» **Stated goal**: Please set down, unchanged, the records from the line with "legend-label: 30-day Realized Loss" up to and including the line with "x-tick-label: 2024 Jan [900, 825, 941, 836]".

[start]

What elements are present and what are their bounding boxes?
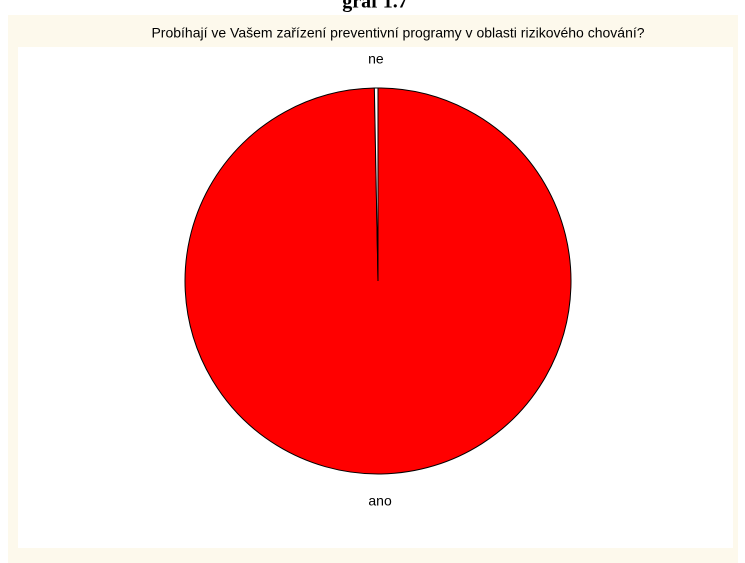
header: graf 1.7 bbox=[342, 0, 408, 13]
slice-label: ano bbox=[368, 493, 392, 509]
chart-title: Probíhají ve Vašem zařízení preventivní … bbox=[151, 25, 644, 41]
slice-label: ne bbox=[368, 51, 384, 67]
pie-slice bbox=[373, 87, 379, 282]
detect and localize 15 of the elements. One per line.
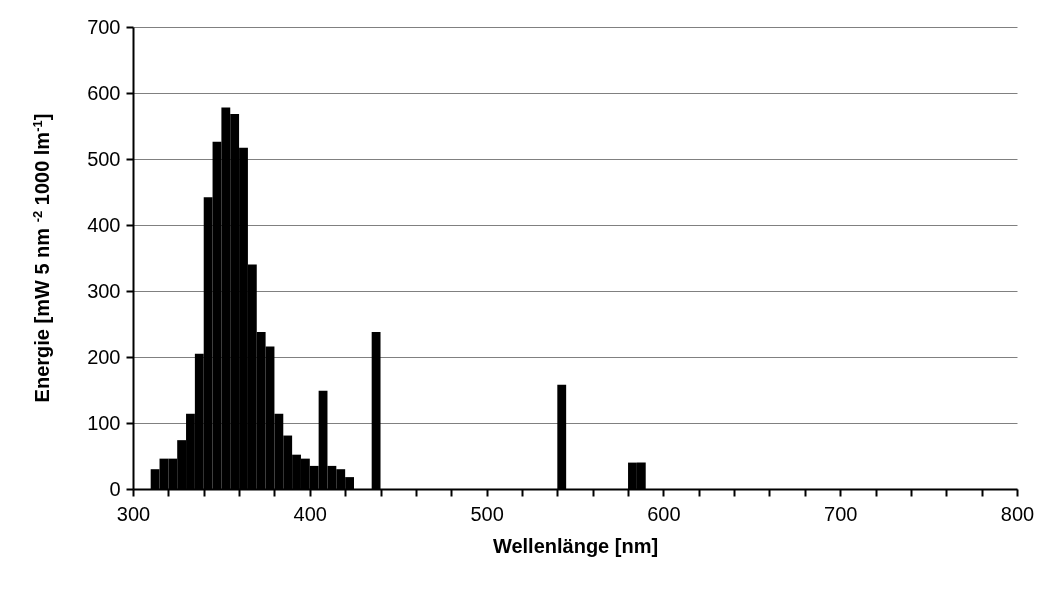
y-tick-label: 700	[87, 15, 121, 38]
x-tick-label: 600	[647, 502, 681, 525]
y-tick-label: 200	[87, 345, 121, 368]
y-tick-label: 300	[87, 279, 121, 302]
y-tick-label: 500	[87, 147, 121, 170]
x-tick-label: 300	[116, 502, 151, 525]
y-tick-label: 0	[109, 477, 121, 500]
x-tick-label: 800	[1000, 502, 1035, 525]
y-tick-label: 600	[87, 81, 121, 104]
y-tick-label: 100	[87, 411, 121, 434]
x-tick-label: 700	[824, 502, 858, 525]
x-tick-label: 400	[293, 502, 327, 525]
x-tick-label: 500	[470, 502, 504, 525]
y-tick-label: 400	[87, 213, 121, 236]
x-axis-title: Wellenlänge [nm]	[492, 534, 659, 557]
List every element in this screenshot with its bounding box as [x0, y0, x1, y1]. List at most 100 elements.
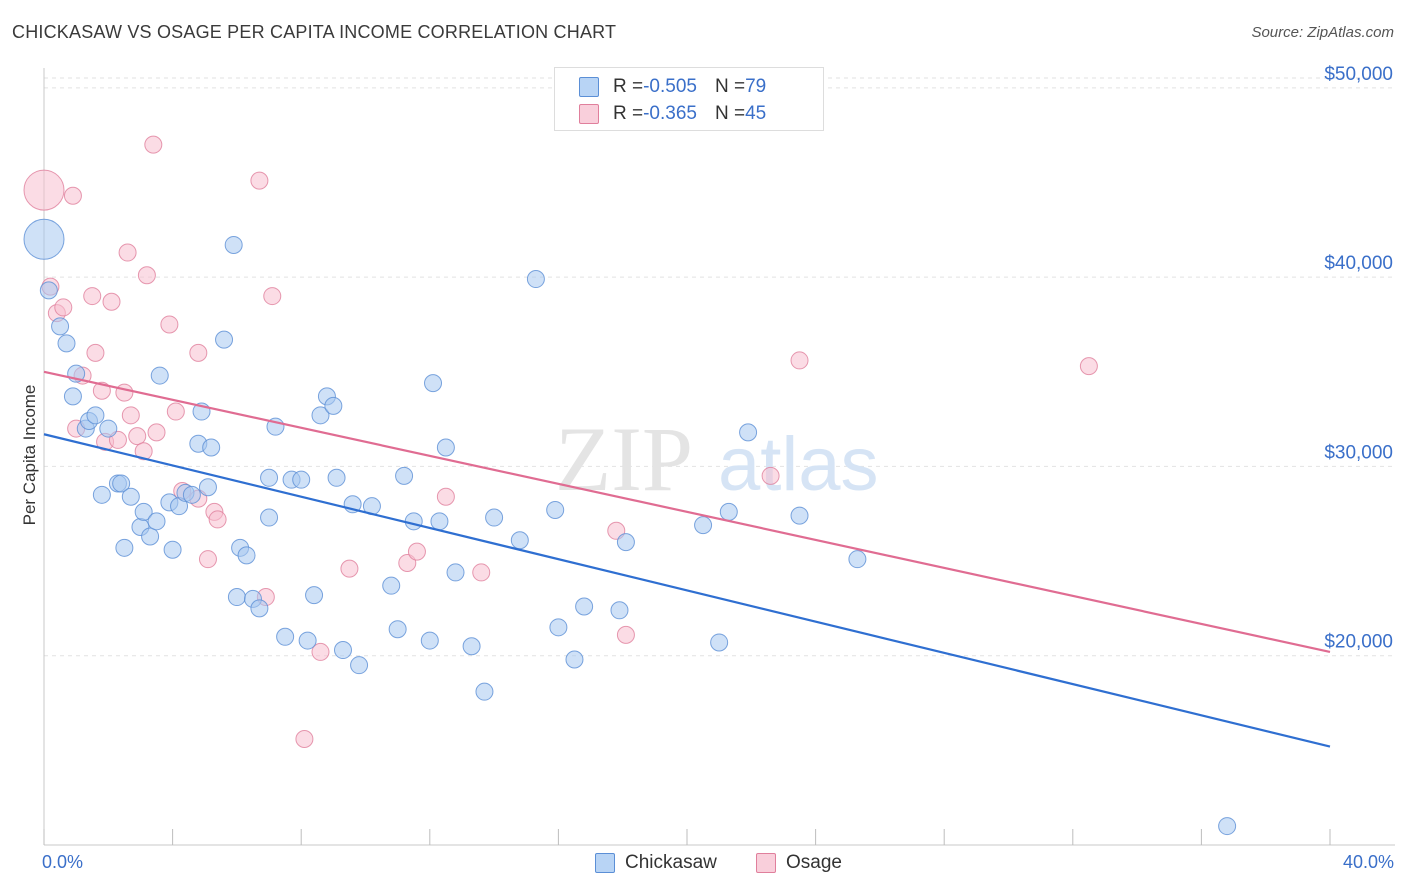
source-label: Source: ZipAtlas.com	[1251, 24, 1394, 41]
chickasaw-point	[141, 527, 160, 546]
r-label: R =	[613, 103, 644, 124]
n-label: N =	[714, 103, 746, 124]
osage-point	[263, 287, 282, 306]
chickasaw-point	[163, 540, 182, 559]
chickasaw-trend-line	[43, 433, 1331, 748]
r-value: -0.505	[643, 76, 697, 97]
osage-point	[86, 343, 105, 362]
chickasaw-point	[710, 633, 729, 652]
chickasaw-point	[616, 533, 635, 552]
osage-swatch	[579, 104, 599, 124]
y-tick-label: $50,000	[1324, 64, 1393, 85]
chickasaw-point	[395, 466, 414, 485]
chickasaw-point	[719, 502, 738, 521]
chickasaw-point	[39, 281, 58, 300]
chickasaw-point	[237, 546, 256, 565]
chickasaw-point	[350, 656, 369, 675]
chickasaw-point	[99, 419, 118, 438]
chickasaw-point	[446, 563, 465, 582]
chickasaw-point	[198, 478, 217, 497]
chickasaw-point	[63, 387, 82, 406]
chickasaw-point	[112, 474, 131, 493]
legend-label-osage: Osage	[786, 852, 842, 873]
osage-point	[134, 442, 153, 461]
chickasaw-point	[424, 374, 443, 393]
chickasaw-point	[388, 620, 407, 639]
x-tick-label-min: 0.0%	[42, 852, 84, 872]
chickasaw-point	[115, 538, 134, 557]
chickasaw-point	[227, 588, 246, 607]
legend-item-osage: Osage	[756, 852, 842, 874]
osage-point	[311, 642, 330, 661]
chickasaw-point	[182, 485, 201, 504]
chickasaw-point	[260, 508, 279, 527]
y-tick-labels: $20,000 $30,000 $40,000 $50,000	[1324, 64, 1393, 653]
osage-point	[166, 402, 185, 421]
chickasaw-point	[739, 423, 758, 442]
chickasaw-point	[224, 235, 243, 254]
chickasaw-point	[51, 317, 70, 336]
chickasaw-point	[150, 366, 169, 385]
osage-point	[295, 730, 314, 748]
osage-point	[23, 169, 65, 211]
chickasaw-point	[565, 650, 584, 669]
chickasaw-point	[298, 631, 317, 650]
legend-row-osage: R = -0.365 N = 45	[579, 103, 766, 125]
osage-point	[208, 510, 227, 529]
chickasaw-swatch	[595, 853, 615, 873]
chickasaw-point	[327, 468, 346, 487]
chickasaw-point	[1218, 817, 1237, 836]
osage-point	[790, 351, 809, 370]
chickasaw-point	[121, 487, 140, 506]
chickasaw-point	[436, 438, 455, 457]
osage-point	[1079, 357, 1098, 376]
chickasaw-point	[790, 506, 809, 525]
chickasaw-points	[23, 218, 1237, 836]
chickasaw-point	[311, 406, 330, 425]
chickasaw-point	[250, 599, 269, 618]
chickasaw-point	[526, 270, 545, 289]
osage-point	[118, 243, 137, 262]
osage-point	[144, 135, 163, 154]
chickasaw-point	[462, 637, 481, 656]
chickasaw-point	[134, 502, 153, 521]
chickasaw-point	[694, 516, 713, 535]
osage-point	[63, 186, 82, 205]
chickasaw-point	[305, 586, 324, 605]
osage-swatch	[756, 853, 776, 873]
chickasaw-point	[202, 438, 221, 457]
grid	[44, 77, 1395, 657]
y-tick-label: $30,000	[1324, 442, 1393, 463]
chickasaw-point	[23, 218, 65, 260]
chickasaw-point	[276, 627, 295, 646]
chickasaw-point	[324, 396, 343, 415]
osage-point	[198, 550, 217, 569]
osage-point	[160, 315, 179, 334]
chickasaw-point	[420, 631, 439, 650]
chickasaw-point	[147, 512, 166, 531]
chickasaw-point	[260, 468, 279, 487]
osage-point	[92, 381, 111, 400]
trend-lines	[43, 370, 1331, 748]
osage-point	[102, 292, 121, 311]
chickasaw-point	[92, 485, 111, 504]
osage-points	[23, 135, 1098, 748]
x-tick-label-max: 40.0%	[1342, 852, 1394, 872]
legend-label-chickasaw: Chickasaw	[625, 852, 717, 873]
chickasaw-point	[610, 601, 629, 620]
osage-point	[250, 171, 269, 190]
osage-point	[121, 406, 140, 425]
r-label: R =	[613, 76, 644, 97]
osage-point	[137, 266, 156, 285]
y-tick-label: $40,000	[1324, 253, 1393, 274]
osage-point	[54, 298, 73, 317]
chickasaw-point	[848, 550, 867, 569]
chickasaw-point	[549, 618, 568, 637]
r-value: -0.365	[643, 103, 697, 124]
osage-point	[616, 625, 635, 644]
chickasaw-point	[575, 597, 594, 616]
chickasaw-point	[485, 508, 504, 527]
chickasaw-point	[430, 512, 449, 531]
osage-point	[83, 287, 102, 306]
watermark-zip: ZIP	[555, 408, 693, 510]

[end]
[start]

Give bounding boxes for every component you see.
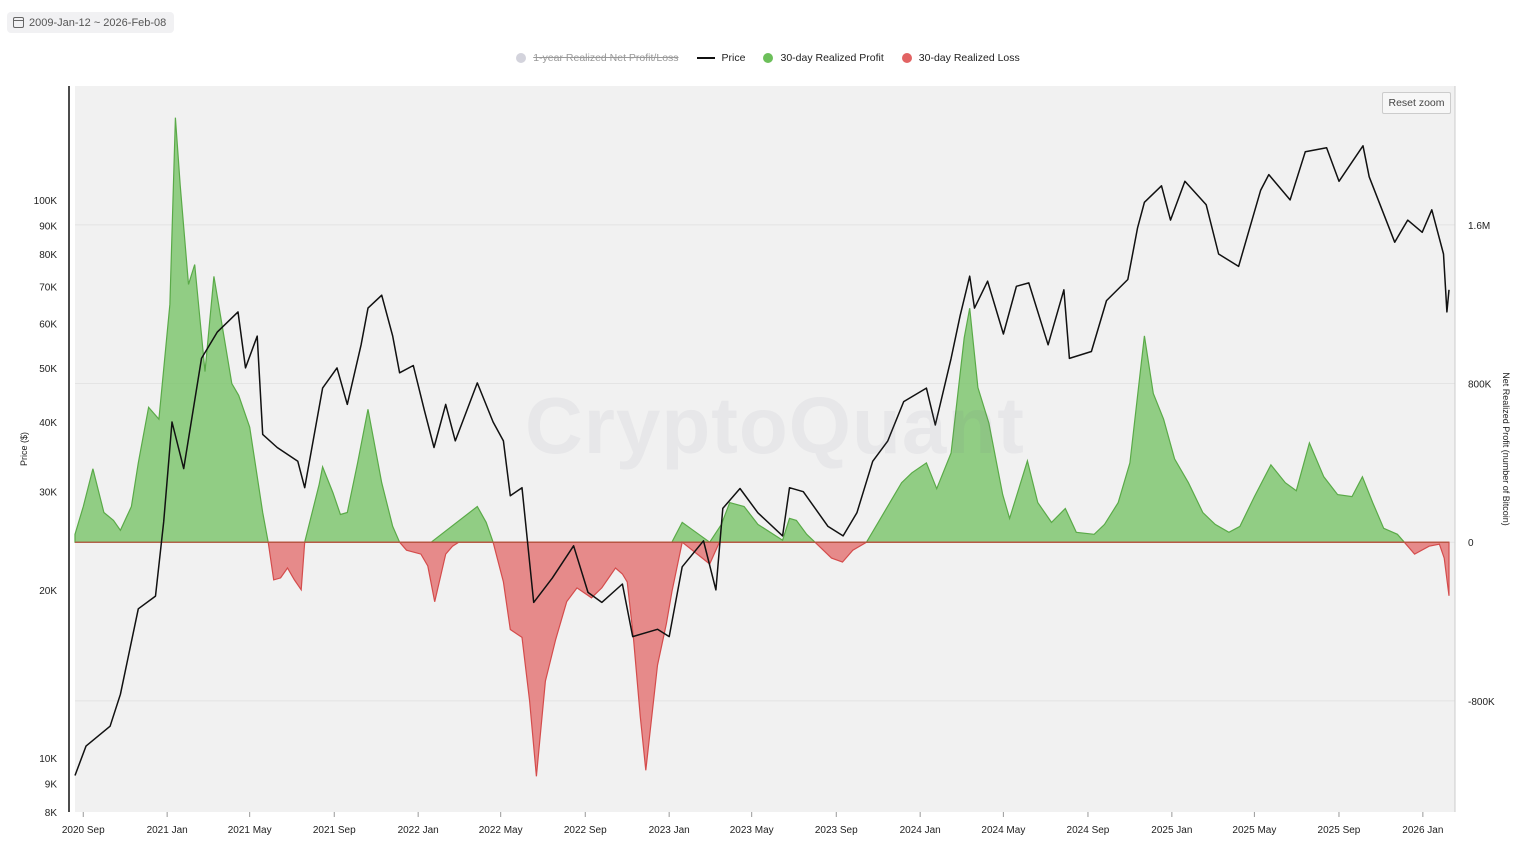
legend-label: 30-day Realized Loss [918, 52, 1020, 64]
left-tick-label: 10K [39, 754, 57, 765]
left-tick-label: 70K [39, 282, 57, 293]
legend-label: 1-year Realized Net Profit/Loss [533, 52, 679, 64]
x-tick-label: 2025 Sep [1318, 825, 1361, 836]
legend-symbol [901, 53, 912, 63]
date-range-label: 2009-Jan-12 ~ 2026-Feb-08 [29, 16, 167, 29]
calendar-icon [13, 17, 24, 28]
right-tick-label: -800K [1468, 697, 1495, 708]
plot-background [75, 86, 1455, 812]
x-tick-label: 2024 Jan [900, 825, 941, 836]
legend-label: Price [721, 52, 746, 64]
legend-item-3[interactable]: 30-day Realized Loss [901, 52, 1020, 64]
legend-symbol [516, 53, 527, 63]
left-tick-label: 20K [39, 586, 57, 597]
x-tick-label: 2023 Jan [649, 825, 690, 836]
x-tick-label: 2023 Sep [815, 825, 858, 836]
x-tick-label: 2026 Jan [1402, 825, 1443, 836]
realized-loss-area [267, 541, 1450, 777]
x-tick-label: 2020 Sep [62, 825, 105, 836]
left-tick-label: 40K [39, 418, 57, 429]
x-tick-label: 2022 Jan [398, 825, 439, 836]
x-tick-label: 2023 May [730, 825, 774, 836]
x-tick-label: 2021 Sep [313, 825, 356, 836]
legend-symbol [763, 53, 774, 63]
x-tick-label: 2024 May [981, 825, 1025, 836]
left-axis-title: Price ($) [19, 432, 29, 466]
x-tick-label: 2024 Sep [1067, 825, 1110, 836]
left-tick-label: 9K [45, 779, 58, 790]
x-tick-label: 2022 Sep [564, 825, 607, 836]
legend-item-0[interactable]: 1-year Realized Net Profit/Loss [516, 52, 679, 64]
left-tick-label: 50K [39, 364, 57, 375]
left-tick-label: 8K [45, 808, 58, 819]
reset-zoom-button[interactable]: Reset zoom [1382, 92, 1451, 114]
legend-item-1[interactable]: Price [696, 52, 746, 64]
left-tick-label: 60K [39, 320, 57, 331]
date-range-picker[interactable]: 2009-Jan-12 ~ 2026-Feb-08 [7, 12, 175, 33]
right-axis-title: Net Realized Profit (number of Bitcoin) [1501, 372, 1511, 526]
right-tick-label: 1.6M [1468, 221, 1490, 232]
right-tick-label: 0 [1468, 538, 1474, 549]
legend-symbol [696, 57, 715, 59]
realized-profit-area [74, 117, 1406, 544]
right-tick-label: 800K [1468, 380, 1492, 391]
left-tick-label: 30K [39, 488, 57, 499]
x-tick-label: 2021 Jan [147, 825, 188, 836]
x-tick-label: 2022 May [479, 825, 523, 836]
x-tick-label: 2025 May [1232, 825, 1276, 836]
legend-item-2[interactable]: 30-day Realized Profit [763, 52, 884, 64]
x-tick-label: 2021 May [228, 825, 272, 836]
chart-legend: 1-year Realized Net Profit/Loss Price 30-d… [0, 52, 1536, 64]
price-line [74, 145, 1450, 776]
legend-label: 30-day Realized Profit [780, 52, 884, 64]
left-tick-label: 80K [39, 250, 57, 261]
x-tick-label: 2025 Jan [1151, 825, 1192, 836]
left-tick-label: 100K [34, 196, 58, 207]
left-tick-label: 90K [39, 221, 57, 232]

[end]

» **Output of the task**:
legend-label: 30-day Realized Loss [918, 52, 1020, 64]
left-tick-label: 10K [39, 754, 57, 765]
left-tick-label: 70K [39, 282, 57, 293]
legend-label: 1-year Realized Net Profit/Loss [533, 52, 679, 64]
x-tick-label: 2025 Sep [1318, 825, 1361, 836]
legend-symbol [901, 53, 912, 63]
date-range-label: 2009-Jan-12 ~ 2026-Feb-08 [29, 16, 167, 29]
calendar-icon [13, 17, 24, 28]
right-tick-label: -800K [1468, 697, 1495, 708]
plot-background [75, 86, 1455, 812]
x-tick-label: 2024 Jan [900, 825, 941, 836]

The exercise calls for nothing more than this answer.